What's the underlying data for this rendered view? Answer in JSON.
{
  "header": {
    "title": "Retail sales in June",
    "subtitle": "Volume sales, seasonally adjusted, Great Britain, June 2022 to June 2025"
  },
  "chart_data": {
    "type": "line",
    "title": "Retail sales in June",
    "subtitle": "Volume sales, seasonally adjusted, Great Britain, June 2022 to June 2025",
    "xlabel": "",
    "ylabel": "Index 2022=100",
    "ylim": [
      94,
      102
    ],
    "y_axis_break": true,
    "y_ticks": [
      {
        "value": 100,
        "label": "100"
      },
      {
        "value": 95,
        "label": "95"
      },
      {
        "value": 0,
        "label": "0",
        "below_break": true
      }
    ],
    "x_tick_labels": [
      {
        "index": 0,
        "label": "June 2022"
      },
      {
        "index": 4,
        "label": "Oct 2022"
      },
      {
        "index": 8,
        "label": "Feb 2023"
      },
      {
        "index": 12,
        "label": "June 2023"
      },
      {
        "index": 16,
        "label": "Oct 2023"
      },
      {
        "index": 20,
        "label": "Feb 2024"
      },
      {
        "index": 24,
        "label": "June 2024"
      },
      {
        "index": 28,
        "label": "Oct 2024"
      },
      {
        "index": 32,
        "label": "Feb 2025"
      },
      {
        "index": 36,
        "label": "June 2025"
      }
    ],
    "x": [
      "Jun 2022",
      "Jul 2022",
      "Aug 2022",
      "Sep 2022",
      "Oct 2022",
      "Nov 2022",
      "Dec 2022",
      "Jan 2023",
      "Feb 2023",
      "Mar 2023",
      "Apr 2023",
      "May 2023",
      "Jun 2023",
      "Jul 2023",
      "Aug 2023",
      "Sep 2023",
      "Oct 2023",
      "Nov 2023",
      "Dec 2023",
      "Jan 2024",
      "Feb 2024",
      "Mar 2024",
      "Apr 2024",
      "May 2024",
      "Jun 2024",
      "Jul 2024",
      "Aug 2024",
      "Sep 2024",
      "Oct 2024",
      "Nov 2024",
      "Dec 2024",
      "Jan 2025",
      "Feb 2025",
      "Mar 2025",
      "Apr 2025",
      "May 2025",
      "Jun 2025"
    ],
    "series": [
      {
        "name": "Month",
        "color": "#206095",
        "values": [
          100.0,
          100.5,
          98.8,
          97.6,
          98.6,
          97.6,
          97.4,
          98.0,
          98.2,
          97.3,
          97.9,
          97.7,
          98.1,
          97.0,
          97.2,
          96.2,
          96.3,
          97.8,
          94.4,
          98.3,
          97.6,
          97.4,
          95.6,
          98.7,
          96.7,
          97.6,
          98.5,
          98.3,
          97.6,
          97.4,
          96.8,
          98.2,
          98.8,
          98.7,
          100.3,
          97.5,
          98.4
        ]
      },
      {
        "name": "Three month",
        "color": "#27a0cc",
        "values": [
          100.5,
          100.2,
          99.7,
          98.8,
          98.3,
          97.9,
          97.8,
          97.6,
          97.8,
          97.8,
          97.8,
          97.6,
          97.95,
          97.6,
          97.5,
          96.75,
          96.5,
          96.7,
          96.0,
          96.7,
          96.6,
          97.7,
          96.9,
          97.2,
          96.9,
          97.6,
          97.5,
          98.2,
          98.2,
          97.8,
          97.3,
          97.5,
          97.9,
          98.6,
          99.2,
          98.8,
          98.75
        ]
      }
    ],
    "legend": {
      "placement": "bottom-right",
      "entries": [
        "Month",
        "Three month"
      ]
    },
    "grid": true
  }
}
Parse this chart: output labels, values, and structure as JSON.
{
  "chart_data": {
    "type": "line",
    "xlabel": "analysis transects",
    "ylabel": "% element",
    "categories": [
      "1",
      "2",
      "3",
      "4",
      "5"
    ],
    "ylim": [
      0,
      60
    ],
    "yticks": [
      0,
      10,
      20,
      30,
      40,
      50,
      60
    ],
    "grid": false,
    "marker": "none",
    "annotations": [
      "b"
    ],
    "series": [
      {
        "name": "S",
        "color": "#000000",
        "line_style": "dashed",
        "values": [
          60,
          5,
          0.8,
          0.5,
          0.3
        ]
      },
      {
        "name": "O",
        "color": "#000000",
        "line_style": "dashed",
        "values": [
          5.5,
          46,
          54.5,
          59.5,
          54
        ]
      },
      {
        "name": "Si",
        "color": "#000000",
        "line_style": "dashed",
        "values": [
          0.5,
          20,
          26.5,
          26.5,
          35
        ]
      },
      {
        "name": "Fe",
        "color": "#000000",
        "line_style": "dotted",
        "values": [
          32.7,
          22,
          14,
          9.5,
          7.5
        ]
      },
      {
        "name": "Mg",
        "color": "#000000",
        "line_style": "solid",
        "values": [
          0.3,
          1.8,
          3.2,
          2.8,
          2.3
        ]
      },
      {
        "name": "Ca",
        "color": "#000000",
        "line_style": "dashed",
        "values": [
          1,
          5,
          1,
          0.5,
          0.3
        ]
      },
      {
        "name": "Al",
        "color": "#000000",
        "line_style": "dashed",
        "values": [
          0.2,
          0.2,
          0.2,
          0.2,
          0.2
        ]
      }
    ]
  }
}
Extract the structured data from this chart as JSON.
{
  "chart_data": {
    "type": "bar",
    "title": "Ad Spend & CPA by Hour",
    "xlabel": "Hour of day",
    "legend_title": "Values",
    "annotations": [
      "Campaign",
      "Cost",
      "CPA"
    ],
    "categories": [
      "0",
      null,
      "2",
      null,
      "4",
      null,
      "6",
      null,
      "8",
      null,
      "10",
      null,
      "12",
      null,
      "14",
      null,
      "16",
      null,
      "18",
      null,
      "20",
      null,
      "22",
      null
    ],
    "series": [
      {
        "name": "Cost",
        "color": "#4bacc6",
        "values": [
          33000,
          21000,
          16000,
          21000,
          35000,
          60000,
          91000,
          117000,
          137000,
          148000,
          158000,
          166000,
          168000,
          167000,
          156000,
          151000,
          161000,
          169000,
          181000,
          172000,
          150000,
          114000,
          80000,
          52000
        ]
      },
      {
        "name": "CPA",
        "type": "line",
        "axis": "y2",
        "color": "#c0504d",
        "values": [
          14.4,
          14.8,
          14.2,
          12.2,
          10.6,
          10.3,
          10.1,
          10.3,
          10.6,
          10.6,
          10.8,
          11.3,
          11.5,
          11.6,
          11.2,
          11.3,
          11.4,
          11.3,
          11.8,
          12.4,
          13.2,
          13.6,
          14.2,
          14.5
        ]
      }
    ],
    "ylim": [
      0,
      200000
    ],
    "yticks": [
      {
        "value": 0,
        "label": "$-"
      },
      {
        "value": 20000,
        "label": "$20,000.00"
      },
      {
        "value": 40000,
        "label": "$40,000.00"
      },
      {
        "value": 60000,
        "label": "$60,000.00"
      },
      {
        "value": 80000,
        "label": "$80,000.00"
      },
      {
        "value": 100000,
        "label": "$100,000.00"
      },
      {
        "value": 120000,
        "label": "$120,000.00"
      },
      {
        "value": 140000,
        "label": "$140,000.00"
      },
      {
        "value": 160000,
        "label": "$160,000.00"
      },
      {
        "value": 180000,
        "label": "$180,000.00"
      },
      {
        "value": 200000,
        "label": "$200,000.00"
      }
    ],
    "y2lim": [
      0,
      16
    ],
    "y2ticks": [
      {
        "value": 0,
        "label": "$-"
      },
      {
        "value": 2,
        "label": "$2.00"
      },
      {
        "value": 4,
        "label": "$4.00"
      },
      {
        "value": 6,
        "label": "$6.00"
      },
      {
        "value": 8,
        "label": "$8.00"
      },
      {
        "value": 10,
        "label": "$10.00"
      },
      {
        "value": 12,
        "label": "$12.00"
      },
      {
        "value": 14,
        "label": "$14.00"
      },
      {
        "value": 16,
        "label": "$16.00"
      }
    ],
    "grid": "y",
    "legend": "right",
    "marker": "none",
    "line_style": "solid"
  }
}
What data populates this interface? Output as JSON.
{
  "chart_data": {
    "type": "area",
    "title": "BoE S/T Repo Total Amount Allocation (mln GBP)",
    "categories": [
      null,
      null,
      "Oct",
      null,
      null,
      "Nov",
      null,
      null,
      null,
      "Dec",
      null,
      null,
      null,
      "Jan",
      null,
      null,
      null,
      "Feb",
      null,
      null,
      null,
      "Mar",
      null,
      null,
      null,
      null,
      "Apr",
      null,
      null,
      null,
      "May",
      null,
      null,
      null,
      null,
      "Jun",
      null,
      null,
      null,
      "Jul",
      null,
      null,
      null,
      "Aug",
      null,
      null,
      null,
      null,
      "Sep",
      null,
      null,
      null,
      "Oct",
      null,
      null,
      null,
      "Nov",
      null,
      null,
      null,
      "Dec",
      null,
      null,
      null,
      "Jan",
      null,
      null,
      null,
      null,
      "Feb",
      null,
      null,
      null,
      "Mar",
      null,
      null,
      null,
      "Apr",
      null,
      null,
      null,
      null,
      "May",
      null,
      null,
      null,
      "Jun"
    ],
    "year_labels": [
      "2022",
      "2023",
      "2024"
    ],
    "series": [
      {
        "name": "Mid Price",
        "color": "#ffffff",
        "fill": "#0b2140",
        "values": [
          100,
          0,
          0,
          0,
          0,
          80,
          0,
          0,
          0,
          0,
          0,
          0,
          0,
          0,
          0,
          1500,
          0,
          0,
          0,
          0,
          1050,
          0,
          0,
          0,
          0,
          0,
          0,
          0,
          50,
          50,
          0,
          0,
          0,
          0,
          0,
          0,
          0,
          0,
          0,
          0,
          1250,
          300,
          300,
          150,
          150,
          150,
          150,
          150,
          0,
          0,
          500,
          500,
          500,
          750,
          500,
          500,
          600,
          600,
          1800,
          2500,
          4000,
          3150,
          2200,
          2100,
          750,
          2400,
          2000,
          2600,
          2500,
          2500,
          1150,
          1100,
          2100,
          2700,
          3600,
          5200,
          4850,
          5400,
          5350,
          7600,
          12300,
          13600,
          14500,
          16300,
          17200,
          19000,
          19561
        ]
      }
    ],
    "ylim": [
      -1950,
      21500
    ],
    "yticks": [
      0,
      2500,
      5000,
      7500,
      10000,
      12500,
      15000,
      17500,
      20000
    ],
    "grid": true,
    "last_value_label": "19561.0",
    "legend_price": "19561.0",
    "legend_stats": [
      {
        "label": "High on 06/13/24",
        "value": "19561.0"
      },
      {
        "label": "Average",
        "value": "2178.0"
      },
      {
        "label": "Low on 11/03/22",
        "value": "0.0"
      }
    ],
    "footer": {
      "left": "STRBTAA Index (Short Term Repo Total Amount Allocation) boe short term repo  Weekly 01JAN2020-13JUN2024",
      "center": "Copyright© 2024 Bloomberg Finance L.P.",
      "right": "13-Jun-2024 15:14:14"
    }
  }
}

§ **Aim**
Locate all lines in the listing above with the word "type" and copy them.

§ **Result**
    "type": "line",
    "type": "line",
    "type": "bar",
        "type": "line",
    "type": "area",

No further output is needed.